### Stated goal
Without omitting anything, return the records precisely as given.

——

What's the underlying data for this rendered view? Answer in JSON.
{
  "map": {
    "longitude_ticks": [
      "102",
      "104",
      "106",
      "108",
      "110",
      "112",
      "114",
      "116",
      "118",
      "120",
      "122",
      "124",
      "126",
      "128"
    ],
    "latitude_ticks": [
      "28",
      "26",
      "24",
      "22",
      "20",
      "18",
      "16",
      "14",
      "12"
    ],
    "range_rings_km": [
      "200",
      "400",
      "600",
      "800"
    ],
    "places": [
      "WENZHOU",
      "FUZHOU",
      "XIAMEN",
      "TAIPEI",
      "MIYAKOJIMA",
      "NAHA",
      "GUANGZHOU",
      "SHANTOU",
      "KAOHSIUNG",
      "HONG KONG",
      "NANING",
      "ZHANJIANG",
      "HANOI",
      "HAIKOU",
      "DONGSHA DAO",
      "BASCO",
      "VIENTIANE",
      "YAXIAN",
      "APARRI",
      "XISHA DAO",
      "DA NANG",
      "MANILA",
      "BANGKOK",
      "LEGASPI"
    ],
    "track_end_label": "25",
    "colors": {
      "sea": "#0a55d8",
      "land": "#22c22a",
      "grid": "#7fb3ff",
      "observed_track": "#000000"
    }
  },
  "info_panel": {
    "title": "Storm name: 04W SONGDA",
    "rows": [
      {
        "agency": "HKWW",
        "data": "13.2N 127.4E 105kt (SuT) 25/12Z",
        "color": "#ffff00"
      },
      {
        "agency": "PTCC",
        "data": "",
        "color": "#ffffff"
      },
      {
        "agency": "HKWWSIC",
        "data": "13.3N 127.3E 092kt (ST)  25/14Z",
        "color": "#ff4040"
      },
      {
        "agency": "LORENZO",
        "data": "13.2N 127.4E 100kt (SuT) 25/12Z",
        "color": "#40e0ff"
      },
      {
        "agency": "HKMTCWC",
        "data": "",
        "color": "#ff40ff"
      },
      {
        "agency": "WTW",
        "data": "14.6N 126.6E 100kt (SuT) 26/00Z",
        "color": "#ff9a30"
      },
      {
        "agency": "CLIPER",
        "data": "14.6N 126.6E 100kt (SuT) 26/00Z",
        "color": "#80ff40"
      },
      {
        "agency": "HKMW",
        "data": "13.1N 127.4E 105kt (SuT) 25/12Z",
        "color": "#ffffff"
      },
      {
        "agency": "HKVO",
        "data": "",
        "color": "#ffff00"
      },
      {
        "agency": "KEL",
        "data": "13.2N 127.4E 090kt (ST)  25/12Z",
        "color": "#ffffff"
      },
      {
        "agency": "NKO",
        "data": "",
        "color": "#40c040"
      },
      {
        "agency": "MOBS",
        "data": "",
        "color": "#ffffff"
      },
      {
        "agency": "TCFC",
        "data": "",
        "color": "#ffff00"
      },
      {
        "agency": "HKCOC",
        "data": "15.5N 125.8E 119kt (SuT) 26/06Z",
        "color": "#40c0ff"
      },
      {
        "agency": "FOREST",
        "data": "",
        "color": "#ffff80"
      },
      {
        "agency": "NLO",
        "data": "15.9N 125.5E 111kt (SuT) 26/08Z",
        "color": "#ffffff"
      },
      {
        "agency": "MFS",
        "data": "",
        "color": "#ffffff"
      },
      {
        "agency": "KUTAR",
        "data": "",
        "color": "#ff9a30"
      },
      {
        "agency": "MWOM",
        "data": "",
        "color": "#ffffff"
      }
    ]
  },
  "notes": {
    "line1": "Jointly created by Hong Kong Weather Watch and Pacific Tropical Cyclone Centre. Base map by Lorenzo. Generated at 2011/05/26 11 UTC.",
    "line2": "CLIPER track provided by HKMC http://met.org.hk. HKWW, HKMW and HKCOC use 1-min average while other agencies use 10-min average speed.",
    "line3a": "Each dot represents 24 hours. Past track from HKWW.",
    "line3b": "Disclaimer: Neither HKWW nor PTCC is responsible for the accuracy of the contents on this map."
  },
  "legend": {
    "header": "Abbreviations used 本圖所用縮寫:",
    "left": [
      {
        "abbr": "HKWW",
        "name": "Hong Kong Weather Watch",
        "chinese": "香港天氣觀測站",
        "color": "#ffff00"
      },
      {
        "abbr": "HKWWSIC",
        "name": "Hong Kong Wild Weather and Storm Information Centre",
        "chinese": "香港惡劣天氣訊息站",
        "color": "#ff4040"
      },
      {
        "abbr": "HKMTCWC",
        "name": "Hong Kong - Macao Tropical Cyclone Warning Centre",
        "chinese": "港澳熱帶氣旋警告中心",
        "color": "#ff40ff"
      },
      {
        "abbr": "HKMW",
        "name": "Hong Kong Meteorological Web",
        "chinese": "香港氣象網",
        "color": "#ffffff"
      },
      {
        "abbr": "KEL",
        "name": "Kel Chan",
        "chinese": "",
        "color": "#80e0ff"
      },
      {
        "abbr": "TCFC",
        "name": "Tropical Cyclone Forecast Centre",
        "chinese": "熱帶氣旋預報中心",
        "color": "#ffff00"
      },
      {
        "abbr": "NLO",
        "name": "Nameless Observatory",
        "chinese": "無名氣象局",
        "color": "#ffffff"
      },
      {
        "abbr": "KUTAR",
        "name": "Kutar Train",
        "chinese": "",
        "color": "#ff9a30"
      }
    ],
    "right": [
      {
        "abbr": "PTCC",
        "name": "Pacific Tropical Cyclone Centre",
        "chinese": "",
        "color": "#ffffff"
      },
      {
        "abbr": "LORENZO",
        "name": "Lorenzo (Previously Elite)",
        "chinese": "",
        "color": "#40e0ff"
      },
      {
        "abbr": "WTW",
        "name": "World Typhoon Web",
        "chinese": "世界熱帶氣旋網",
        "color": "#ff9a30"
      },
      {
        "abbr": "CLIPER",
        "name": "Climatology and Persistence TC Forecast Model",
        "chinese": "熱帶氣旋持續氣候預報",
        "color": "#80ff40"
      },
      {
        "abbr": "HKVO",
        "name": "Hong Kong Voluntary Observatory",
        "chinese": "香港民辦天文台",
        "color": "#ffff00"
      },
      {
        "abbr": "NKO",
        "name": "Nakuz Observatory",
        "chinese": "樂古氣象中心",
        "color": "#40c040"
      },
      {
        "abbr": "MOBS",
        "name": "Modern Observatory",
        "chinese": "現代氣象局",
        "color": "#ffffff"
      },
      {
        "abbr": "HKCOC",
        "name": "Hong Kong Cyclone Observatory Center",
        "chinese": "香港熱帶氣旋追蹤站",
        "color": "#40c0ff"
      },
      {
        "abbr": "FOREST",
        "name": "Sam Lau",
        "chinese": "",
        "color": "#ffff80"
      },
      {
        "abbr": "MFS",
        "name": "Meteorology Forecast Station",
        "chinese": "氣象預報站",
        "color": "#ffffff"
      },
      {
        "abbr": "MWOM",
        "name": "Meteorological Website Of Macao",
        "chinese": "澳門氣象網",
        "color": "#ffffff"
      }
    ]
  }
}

——

### Finished task
What's the underlying data for this rendered view? Answer in JSON.
{
  "map": {
    "longitude_ticks": [
      "102",
      "104",
      "106",
      "108",
      "110",
      "112",
      "114",
      "116",
      "118",
      "120",
      "122",
      "124",
      "126",
      "128"
    ],
    "latitude_ticks": [
      "28",
      "26",
      "24",
      "22",
      "20",
      "18",
      "16",
      "14",
      "12"
    ],
    "range_rings_km": [
      "200",
      "400",
      "600",
      "800"
    ],
    "places": [
      "WENZHOU",
      "FUZHOU",
      "XIAMEN",
      "TAIPEI",
      "MIYAKOJIMA",
      "NAHA",
      "GUANGZHOU",
      "SHANTOU",
      "KAOHSIUNG",
      "HONG KONG",
      "NANING",
      "ZHANJIANG",
      "HANOI",
      "HAIKOU",
      "DONGSHA DAO",
      "BASCO",
      "VIENTIANE",
      "YAXIAN",
      "APARRI",
      "XISHA DAO",
      "DA NANG",
      "MANILA",
      "BANGKOK",
      "LEGASPI"
    ],
    "track_end_label": "25",
    "colors": {
      "sea": "#0a55d8",
      "land": "#22c22a",
      "grid": "#7fb3ff",
      "observed_track": "#000000"
    }
  },
  "info_panel": {
    "title": "Storm name: 04W SONGDA",
    "rows": [
      {
        "agency": "HKWW",
        "data": "13.2N 127.4E 105kt (SuT) 25/12Z",
        "color": "#ffff00"
      },
      {
        "agency": "PTCC",
        "data": "",
        "color": "#ffffff"
      },
      {
        "agency": "HKWWSIC",
        "data": "13.3N 127.3E 092kt (ST)  25/14Z",
        "color": "#ff4040"
      },
      {
        "agency": "LORENZO",
        "data": "13.2N 127.4E 100kt (SuT) 25/12Z",
        "color": "#40e0ff"
      },
      {
        "agency": "HKMTCWC",
        "data": "",
        "color": "#ff40ff"
      },
      {
        "agency": "WTW",
        "data": "14.6N 126.6E 100kt (SuT) 26/00Z",
        "color": "#ff9a30"
      },
      {
        "agency": "CLIPER",
        "data": "14.6N 126.6E 100kt (SuT) 26/00Z",
        "color": "#80ff40"
      },
      {
        "agency": "HKMW",
        "data": "13.1N 127.4E 105kt (SuT) 25/12Z",
        "color": "#ffffff"
      },
      {
        "agency": "HKVO",
        "data": "",
        "color": "#ffff00"
      },
      {
        "agency": "KEL",
        "data": "13.2N 127.4E 090kt (ST)  25/12Z",
        "color": "#ffffff"
      },
      {
        "agency": "NKO",
        "data": "",
        "color": "#40c040"
      },
      {
        "agency": "MOBS",
        "data": "",
        "color": "#ffffff"
      },
      {
        "agency": "TCFC",
        "data": "",
        "color": "#ffff00"
      },
      {
        "agency": "HKCOC",
        "data": "15.5N 125.8E 119kt (SuT) 26/06Z",
        "color": "#40c0ff"
      },
      {
        "agency": "FOREST",
        "data": "",
        "color": "#ffff80"
      },
      {
        "agency": "NLO",
        "data": "15.9N 125.5E 111kt (SuT) 26/08Z",
        "color": "#ffffff"
      },
      {
        "agency": "MFS",
        "data": "",
        "color": "#ffffff"
      },
      {
        "agency": "KUTAR",
        "data": "",
        "color": "#ff9a30"
      },
      {
        "agency": "MWOM",
        "data": "",
        "color": "#ffffff"
      }
    ]
  },
  "notes": {
    "line1": "Jointly created by Hong Kong Weather Watch and Pacific Tropical Cyclone Centre. Base map by Lorenzo. Generated at 2011/05/26 11 UTC.",
    "line2": "CLIPER track provided by HKMC http://met.org.hk. HKWW, HKMW and HKCOC use 1-min average while other agencies use 10-min average speed.",
    "line3a": "Each dot represents 24 hours. Past track from HKWW.",
    "line3b": "Disclaimer: Neither HKWW nor PTCC is responsible for the accuracy of the contents on this map."
  },
  "legend": {
    "header": "Abbreviations used 本圖所用縮寫:",
    "left": [
      {
        "abbr": "HKWW",
        "name": "Hong Kong Weather Watch",
        "chinese": "香港天氣觀測站",
        "color": "#ffff00"
      },
      {
        "abbr": "HKWWSIC",
        "name": "Hong Kong Wild Weather and Storm Information Centre",
        "chinese": "香港惡劣天氣訊息站",
        "color": "#ff4040"
      },
      {
        "abbr": "HKMTCWC",
        "name": "Hong Kong - Macao Tropical Cyclone Warning Centre",
        "chinese": "港澳熱帶氣旋警告中心",
        "color": "#ff40ff"
      },
      {
        "abbr": "HKMW",
        "name": "Hong Kong Meteorological Web",
        "chinese": "香港氣象網",
        "color": "#ffffff"
      },
      {
        "abbr": "KEL",
        "name": "Kel Chan",
        "chinese": "",
        "color": "#80e0ff"
      },
      {
        "abbr": "TCFC",
        "name": "Tropical Cyclone Forecast Centre",
        "chinese": "熱帶氣旋預報中心",
        "color": "#ffff00"
      },
      {
        "abbr": "NLO",
        "name": "Nameless Observatory",
        "chinese": "無名氣象局",
        "color": "#ffffff"
      },
      {
        "abbr": "KUTAR",
        "name": "Kutar Train",
        "chinese": "",
        "color": "#ff9a30"
      }
    ],
    "right": [
      {
        "abbr": "PTCC",
        "name": "Pacific Tropical Cyclone Centre",
        "chinese": "",
        "color": "#ffffff"
      },
      {
        "abbr": "LORENZO",
        "name": "Lorenzo (Previously Elite)",
        "chinese": "",
        "color": "#40e0ff"
      },
      {
        "abbr": "WTW",
        "name": "World Typhoon Web",
        "chinese": "世界熱帶氣旋網",
        "color": "#ff9a30"
      },
      {
        "abbr": "CLIPER",
        "name": "Climatology and Persistence TC Forecast Model",
        "chinese": "熱帶氣旋持續氣候預報",
        "color": "#80ff40"
      },
      {
        "abbr": "HKVO",
        "name": "Hong Kong Voluntary Observatory",
        "chinese": "香港民辦天文台",
        "color": "#ffff00"
      },
      {
        "abbr": "NKO",
        "name": "Nakuz Observatory",
        "chinese": "樂古氣象中心",
        "color": "#40c040"
      },
      {
        "abbr": "MOBS",
        "name": "Modern Observatory",
        "chinese": "現代氣象局",
        "color": "#ffffff"
      },
      {
        "abbr": "HKCOC",
        "name": "Hong Kong Cyclone Observatory Center",
        "chinese": "香港熱帶氣旋追蹤站",
        "color": "#40c0ff"
      },
      {
        "abbr": "FOREST",
        "name": "Sam Lau",
        "chinese": "",
        "color": "#ffff80"
      },
      {
        "abbr": "MFS",
        "name": "Meteorology Forecast Station",
        "chinese": "氣象預報站",
        "color": "#ffffff"
      },
      {
        "abbr": "MWOM",
        "name": "Meteorological Website Of Macao",
        "chinese": "澳門氣象網",
        "color": "#ffffff"
      }
    ]
  }
}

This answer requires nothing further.